EXERCISE BRIEF
The following entries are to be retyped in full, exactly as written.

RECORDS TO USE
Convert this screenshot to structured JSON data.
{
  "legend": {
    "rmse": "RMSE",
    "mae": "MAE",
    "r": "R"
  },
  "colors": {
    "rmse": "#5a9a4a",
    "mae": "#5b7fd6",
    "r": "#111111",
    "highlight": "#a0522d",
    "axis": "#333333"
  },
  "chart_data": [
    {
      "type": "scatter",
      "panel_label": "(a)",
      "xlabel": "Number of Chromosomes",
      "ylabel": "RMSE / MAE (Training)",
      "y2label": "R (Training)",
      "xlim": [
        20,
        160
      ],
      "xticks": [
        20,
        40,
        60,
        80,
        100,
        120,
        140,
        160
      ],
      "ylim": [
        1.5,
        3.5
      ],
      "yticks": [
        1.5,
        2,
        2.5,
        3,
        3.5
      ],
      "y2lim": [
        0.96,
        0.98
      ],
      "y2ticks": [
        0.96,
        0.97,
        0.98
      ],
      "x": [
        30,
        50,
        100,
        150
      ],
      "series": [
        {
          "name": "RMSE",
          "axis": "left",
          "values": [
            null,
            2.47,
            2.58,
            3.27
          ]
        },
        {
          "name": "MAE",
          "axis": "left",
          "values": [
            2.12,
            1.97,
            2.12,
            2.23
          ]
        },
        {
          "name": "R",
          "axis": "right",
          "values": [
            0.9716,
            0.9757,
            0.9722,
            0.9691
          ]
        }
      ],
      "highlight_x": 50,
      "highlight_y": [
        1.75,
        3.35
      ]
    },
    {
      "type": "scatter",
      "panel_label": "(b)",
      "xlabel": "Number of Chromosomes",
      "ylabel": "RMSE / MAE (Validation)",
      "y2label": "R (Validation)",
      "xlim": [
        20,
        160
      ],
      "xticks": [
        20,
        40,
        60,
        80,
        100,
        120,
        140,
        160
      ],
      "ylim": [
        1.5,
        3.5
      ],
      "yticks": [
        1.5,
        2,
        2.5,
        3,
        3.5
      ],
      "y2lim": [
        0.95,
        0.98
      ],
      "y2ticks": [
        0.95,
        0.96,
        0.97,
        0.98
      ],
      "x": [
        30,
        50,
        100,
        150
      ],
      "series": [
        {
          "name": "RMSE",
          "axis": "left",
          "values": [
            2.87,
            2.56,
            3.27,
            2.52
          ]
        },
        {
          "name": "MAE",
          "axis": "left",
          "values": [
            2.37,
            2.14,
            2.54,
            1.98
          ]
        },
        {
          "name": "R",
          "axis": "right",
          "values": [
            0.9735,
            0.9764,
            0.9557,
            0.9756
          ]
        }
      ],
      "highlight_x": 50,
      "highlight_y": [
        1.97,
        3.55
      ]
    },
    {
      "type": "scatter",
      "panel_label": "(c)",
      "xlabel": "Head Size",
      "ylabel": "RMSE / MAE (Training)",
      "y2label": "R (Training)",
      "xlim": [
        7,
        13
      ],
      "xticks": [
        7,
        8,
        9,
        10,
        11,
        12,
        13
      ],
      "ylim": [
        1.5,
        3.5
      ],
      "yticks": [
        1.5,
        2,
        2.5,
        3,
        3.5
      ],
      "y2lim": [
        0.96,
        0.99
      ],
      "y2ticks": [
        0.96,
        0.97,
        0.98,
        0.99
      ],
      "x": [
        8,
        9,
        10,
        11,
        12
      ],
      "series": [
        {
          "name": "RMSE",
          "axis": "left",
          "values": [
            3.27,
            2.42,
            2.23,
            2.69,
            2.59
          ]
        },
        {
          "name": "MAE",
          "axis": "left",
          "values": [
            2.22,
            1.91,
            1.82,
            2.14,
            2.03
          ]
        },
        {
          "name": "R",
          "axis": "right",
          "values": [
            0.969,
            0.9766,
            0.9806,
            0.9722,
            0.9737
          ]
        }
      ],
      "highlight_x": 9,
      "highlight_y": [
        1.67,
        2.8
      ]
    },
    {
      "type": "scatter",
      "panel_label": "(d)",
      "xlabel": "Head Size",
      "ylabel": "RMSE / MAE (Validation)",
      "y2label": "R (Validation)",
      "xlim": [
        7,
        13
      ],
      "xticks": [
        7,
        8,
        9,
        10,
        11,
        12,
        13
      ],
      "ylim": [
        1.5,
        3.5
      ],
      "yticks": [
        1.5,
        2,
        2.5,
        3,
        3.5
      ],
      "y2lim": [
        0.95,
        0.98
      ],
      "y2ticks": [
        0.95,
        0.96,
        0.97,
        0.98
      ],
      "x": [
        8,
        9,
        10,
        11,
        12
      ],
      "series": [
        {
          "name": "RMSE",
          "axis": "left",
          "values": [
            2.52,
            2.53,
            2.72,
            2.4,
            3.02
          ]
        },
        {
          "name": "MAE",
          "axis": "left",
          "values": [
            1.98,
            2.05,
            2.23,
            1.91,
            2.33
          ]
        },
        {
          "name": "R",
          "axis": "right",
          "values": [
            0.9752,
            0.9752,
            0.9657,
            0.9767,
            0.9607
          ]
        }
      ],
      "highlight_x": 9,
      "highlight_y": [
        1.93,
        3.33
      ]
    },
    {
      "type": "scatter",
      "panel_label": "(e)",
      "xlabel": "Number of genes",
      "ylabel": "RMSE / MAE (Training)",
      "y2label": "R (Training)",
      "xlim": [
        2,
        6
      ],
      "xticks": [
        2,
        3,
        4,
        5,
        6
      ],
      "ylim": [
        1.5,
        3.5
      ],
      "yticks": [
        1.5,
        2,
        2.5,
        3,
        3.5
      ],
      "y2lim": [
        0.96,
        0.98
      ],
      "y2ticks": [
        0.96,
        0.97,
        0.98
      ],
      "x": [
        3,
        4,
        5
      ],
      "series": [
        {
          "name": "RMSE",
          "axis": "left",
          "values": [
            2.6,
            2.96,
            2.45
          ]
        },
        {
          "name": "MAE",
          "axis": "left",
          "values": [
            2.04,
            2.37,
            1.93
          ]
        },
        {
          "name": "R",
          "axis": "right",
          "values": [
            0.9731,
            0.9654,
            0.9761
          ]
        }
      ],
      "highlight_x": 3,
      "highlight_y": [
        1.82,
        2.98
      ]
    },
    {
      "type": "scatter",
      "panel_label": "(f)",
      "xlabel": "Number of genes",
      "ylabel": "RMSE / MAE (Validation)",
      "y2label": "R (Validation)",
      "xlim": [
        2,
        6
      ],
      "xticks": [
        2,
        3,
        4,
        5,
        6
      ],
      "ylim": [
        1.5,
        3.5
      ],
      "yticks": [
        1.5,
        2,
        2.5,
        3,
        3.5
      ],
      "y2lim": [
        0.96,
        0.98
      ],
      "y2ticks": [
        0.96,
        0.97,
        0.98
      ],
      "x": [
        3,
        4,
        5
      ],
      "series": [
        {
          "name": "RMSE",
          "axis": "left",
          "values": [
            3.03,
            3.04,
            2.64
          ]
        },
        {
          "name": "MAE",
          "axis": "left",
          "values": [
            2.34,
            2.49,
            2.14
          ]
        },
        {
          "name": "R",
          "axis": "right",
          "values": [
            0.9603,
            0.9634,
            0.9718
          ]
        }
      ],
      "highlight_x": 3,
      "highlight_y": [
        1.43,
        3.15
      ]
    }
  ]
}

SOLVED EXERCISE
Convert this screenshot to structured JSON data.
{
  "legend": {
    "rmse": "RMSE",
    "mae": "MAE",
    "r": "R"
  },
  "colors": {
    "rmse": "#5a9a4a",
    "mae": "#5b7fd6",
    "r": "#111111",
    "highlight": "#a0522d",
    "axis": "#333333"
  },
  "chart_data": [
    {
      "type": "scatter",
      "panel_label": "(a)",
      "xlabel": "Number of Chromosomes",
      "ylabel": "RMSE / MAE (Training)",
      "y2label": "R (Training)",
      "xlim": [
        20,
        160
      ],
      "xticks": [
        20,
        40,
        60,
        80,
        100,
        120,
        140,
        160
      ],
      "ylim": [
        1.5,
        3.5
      ],
      "yticks": [
        1.5,
        2,
        2.5,
        3,
        3.5
      ],
      "y2lim": [
        0.96,
        0.98
      ],
      "y2ticks": [
        0.96,
        0.97,
        0.98
      ],
      "x": [
        30,
        50,
        100,
        150
      ],
      "series": [
        {
          "name": "RMSE",
          "axis": "left",
          "values": [
            null,
            2.47,
            2.58,
            3.27
          ]
        },
        {
          "name": "MAE",
          "axis": "left",
          "values": [
            2.12,
            1.97,
            2.12,
            2.23
          ]
        },
        {
          "name": "R",
          "axis": "right",
          "values": [
            0.9716,
            0.9757,
            0.9722,
            0.9691
          ]
        }
      ],
      "highlight_x": 50,
      "highlight_y": [
        1.75,
        3.35
      ]
    },
    {
      "type": "scatter",
      "panel_label": "(b)",
      "xlabel": "Number of Chromosomes",
      "ylabel": "RMSE / MAE (Validation)",
      "y2label": "R (Validation)",
      "xlim": [
        20,
        160
      ],
      "xticks": [
        20,
        40,
        60,
        80,
        100,
        120,
        140,
        160
      ],
      "ylim": [
        1.5,
        3.5
      ],
      "yticks": [
        1.5,
        2,
        2.5,
        3,
        3.5
      ],
      "y2lim": [
        0.95,
        0.98
      ],
      "y2ticks": [
        0.95,
        0.96,
        0.97,
        0.98
      ],
      "x": [
        30,
        50,
        100,
        150
      ],
      "series": [
        {
          "name": "RMSE",
          "axis": "left",
          "values": [
            2.87,
            2.56,
            3.27,
            2.52
          ]
        },
        {
          "name": "MAE",
          "axis": "left",
          "values": [
            2.37,
            2.14,
            2.54,
            1.98
          ]
        },
        {
          "name": "R",
          "axis": "right",
          "values": [
            0.9735,
            0.9764,
            0.9557,
            0.9756
          ]
        }
      ],
      "highlight_x": 50,
      "highlight_y": [
        1.97,
        3.55
      ]
    },
    {
      "type": "scatter",
      "panel_label": "(c)",
      "xlabel": "Head Size",
      "ylabel": "RMSE / MAE (Training)",
      "y2label": "R (Training)",
      "xlim": [
        7,
        13
      ],
      "xticks": [
        7,
        8,
        9,
        10,
        11,
        12,
        13
      ],
      "ylim": [
        1.5,
        3.5
      ],
      "yticks": [
        1.5,
        2,
        2.5,
        3,
        3.5
      ],
      "y2lim": [
        0.96,
        0.99
      ],
      "y2ticks": [
        0.96,
        0.97,
        0.98,
        0.99
      ],
      "x": [
        8,
        9,
        10,
        11,
        12
      ],
      "series": [
        {
          "name": "RMSE",
          "axis": "left",
          "values": [
            3.27,
            2.42,
            2.23,
            2.69,
            2.59
          ]
        },
        {
          "name": "MAE",
          "axis": "left",
          "values": [
            2.22,
            1.91,
            1.82,
            2.14,
            2.03
          ]
        },
        {
          "name": "R",
          "axis": "right",
          "values": [
            0.969,
            0.9766,
            0.9806,
            0.9722,
            0.9737
          ]
        }
      ],
      "highlight_x": 9,
      "highlight_y": [
        1.67,
        2.8
      ]
    },
    {
      "type": "scatter",
      "panel_label": "(d)",
      "xlabel": "Head Size",
      "ylabel": "RMSE / MAE (Validation)",
      "y2label": "R (Validation)",
      "xlim": [
        7,
        13
      ],
      "xticks": [
        7,
        8,
        9,
        10,
        11,
        12,
        13
      ],
      "ylim": [
        1.5,
        3.5
      ],
      "yticks": [
        1.5,
        2,
        2.5,
        3,
        3.5
      ],
      "y2lim": [
        0.95,
        0.98
      ],
      "y2ticks": [
        0.95,
        0.96,
        0.97,
        0.98
      ],
      "x": [
        8,
        9,
        10,
        11,
        12
      ],
      "series": [
        {
          "name": "RMSE",
          "axis": "left",
          "values": [
            2.52,
            2.53,
            2.72,
            2.4,
            3.02
          ]
        },
        {
          "name": "MAE",
          "axis": "left",
          "values": [
            1.98,
            2.05,
            2.23,
            1.91,
            2.33
          ]
        },
        {
          "name": "R",
          "axis": "right",
          "values": [
            0.9752,
            0.9752,
            0.9657,
            0.9767,
            0.9607
          ]
        }
      ],
      "highlight_x": 9,
      "highlight_y": [
        1.93,
        3.33
      ]
    },
    {
      "type": "scatter",
      "panel_label": "(e)",
      "xlabel": "Number of genes",
      "ylabel": "RMSE / MAE (Training)",
      "y2label": "R (Training)",
      "xlim": [
        2,
        6
      ],
      "xticks": [
        2,
        3,
        4,
        5,
        6
      ],
      "ylim": [
        1.5,
        3.5
      ],
      "yticks": [
        1.5,
        2,
        2.5,
        3,
        3.5
      ],
      "y2lim": [
        0.96,
        0.98
      ],
      "y2ticks": [
        0.96,
        0.97,
        0.98
      ],
      "x": [
        3,
        4,
        5
      ],
      "series": [
        {
          "name": "RMSE",
          "axis": "left",
          "values": [
            2.6,
            2.96,
            2.45
          ]
        },
        {
          "name": "MAE",
          "axis": "left",
          "values": [
            2.04,
            2.37,
            1.93
          ]
        },
        {
          "name": "R",
          "axis": "right",
          "values": [
            0.9731,
            0.9654,
            0.9761
          ]
        }
      ],
      "highlight_x": 3,
      "highlight_y": [
        1.82,
        2.98
      ]
    },
    {
      "type": "scatter",
      "panel_label": "(f)",
      "xlabel": "Number of genes",
      "ylabel": "RMSE / MAE (Validation)",
      "y2label": "R (Validation)",
      "xlim": [
        2,
        6
      ],
      "xticks": [
        2,
        3,
        4,
        5,
        6
      ],
      "ylim": [
        1.5,
        3.5
      ],
      "yticks": [
        1.5,
        2,
        2.5,
        3,
        3.5
      ],
      "y2lim": [
        0.96,
        0.98
      ],
      "y2ticks": [
        0.96,
        0.97,
        0.98
      ],
      "x": [
        3,
        4,
        5
      ],
      "series": [
        {
          "name": "RMSE",
          "axis": "left",
          "values": [
            3.03,
            3.04,
            2.64
          ]
        },
        {
          "name": "MAE",
          "axis": "left",
          "values": [
            2.34,
            2.49,
            2.14
          ]
        },
        {
          "name": "R",
          "axis": "right",
          "values": [
            0.9603,
            0.9634,
            0.9718
          ]
        }
      ],
      "highlight_x": 3,
      "highlight_y": [
        1.43,
        3.15
      ]
    }
  ]
}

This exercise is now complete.